*Challenge:*
Reproduce all of the data exactly.

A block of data
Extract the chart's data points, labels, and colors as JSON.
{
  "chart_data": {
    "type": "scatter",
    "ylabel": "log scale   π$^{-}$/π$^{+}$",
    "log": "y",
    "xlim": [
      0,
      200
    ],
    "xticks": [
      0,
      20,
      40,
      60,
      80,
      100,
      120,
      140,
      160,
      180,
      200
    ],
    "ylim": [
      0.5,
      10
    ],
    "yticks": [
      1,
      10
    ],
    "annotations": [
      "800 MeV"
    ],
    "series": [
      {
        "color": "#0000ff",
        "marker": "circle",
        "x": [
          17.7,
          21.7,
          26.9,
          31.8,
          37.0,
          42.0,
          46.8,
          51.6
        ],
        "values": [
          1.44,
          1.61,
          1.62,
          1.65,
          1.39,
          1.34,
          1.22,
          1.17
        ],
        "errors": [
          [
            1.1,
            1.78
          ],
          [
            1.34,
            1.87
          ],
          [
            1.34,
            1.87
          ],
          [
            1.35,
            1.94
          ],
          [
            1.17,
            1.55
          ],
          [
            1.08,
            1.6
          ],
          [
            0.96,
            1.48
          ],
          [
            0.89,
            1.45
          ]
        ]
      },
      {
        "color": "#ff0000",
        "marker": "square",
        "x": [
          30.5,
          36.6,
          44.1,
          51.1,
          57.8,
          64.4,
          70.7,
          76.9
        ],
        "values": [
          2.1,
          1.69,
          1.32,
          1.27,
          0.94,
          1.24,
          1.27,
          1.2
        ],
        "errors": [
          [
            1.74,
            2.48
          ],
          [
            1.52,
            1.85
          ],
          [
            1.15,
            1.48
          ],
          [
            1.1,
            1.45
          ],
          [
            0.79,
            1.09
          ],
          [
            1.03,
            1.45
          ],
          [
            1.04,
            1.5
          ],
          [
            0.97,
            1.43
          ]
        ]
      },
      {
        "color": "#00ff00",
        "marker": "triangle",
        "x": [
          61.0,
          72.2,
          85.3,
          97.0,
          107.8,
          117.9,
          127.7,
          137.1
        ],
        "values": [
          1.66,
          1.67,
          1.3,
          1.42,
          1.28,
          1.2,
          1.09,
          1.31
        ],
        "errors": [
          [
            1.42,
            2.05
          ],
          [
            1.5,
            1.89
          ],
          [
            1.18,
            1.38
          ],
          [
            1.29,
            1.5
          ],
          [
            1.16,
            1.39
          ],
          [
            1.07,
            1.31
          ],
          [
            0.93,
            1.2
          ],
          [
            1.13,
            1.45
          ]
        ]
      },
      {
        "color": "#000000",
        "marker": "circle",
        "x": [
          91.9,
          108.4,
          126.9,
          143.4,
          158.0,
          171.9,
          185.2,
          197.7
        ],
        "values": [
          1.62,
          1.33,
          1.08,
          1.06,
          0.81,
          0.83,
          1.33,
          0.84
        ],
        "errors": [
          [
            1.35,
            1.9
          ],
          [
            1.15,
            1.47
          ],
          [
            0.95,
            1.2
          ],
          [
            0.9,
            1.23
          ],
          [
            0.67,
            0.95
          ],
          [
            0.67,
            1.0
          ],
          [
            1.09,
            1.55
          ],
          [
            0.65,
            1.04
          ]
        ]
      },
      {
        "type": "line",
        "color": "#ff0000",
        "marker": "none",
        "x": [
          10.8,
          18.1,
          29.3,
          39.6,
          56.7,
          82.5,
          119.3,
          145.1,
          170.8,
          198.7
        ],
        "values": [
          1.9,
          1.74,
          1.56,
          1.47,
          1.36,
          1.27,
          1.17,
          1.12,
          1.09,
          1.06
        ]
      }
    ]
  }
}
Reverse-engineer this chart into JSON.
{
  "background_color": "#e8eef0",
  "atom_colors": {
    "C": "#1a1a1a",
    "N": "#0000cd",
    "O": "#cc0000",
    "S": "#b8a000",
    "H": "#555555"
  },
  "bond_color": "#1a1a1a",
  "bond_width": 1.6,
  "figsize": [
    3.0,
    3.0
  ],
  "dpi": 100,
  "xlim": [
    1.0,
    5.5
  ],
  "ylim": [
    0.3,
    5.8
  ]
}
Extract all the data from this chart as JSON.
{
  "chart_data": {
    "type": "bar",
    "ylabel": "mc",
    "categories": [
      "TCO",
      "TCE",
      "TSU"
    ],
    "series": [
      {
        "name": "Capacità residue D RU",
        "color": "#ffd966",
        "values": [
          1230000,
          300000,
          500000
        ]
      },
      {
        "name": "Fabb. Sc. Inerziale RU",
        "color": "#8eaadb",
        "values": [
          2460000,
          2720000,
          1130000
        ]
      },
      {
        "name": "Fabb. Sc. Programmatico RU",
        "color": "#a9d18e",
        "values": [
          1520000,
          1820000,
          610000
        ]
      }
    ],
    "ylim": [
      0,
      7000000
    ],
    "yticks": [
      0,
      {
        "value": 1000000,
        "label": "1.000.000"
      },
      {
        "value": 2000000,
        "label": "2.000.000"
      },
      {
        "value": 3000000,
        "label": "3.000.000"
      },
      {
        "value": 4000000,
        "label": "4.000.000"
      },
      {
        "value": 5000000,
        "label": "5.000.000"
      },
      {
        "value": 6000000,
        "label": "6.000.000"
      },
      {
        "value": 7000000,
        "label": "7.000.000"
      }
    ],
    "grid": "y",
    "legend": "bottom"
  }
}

*Answer to the exercise:*
Extract the chart's data points, labels, and colors as JSON.
{
  "chart_data": {
    "type": "scatter",
    "ylabel": "log scale   π$^{-}$/π$^{+}$",
    "log": "y",
    "xlim": [
      0,
      200
    ],
    "xticks": [
      0,
      20,
      40,
      60,
      80,
      100,
      120,
      140,
      160,
      180,
      200
    ],
    "ylim": [
      0.5,
      10
    ],
    "yticks": [
      1,
      10
    ],
    "annotations": [
      "800 MeV"
    ],
    "series": [
      {
        "color": "#0000ff",
        "marker": "circle",
        "x": [
          17.7,
          21.7,
          26.9,
          31.8,
          37.0,
          42.0,
          46.8,
          51.6
        ],
        "values": [
          1.44,
          1.61,
          1.62,
          1.65,
          1.39,
          1.34,
          1.22,
          1.17
        ],
        "errors": [
          [
            1.1,
            1.78
          ],
          [
            1.34,
            1.87
          ],
          [
            1.34,
            1.87
          ],
          [
            1.35,
            1.94
          ],
          [
            1.17,
            1.55
          ],
          [
            1.08,
            1.6
          ],
          [
            0.96,
            1.48
          ],
          [
            0.89,
            1.45
          ]
        ]
      },
      {
        "color": "#ff0000",
        "marker": "square",
        "x": [
          30.5,
          36.6,
          44.1,
          51.1,
          57.8,
          64.4,
          70.7,
          76.9
        ],
        "values": [
          2.1,
          1.69,
          1.32,
          1.27,
          0.94,
          1.24,
          1.27,
          1.2
        ],
        "errors": [
          [
            1.74,
            2.48
          ],
          [
            1.52,
            1.85
          ],
          [
            1.15,
            1.48
          ],
          [
            1.1,
            1.45
          ],
          [
            0.79,
            1.09
          ],
          [
            1.03,
            1.45
          ],
          [
            1.04,
            1.5
          ],
          [
            0.97,
            1.43
          ]
        ]
      },
      {
        "color": "#00ff00",
        "marker": "triangle",
        "x": [
          61.0,
          72.2,
          85.3,
          97.0,
          107.8,
          117.9,
          127.7,
          137.1
        ],
        "values": [
          1.66,
          1.67,
          1.3,
          1.42,
          1.28,
          1.2,
          1.09,
          1.31
        ],
        "errors": [
          [
            1.42,
            2.05
          ],
          [
            1.5,
            1.89
          ],
          [
            1.18,
            1.38
          ],
          [
            1.29,
            1.5
          ],
          [
            1.16,
            1.39
          ],
          [
            1.07,
            1.31
          ],
          [
            0.93,
            1.2
          ],
          [
            1.13,
            1.45
          ]
        ]
      },
      {
        "color": "#000000",
        "marker": "circle",
        "x": [
          91.9,
          108.4,
          126.9,
          143.4,
          158.0,
          171.9,
          185.2,
          197.7
        ],
        "values": [
          1.62,
          1.33,
          1.08,
          1.06,
          0.81,
          0.83,
          1.33,
          0.84
        ],
        "errors": [
          [
            1.35,
            1.9
          ],
          [
            1.15,
            1.47
          ],
          [
            0.95,
            1.2
          ],
          [
            0.9,
            1.23
          ],
          [
            0.67,
            0.95
          ],
          [
            0.67,
            1.0
          ],
          [
            1.09,
            1.55
          ],
          [
            0.65,
            1.04
          ]
        ]
      },
      {
        "type": "line",
        "color": "#ff0000",
        "marker": "none",
        "x": [
          10.8,
          18.1,
          29.3,
          39.6,
          56.7,
          82.5,
          119.3,
          145.1,
          170.8,
          198.7
        ],
        "values": [
          1.9,
          1.74,
          1.56,
          1.47,
          1.36,
          1.27,
          1.17,
          1.12,
          1.09,
          1.06
        ]
      }
    ]
  }
}
Reverse-engineer this chart into JSON.
{
  "background_color": "#e8eef0",
  "atom_colors": {
    "C": "#1a1a1a",
    "N": "#0000cd",
    "O": "#cc0000",
    "S": "#b8a000",
    "H": "#555555"
  },
  "bond_color": "#1a1a1a",
  "bond_width": 1.6,
  "figsize": [
    3.0,
    3.0
  ],
  "dpi": 100,
  "xlim": [
    1.0,
    5.5
  ],
  "ylim": [
    0.3,
    5.8
  ]
}
Extract all the data from this chart as JSON.
{
  "chart_data": {
    "type": "bar",
    "ylabel": "mc",
    "categories": [
      "TCO",
      "TCE",
      "TSU"
    ],
    "series": [
      {
        "name": "Capacità residue D RU",
        "color": "#ffd966",
        "values": [
          1230000,
          300000,
          500000
        ]
      },
      {
        "name": "Fabb. Sc. Inerziale RU",
        "color": "#8eaadb",
        "values": [
          2460000,
          2720000,
          1130000
        ]
      },
      {
        "name": "Fabb. Sc. Programmatico RU",
        "color": "#a9d18e",
        "values": [
          1520000,
          1820000,
          610000
        ]
      }
    ],
    "ylim": [
      0,
      7000000
    ],
    "yticks": [
      0,
      {
        "value": 1000000,
        "label": "1.000.000"
      },
      {
        "value": 2000000,
        "label": "2.000.000"
      },
      {
        "value": 3000000,
        "label": "3.000.000"
      },
      {
        "value": 4000000,
        "label": "4.000.000"
      },
      {
        "value": 5000000,
        "label": "5.000.000"
      },
      {
        "value": 6000000,
        "label": "6.000.000"
      },
      {
        "value": 7000000,
        "label": "7.000.000"
      }
    ],
    "grid": "y",
    "legend": "bottom"
  }
}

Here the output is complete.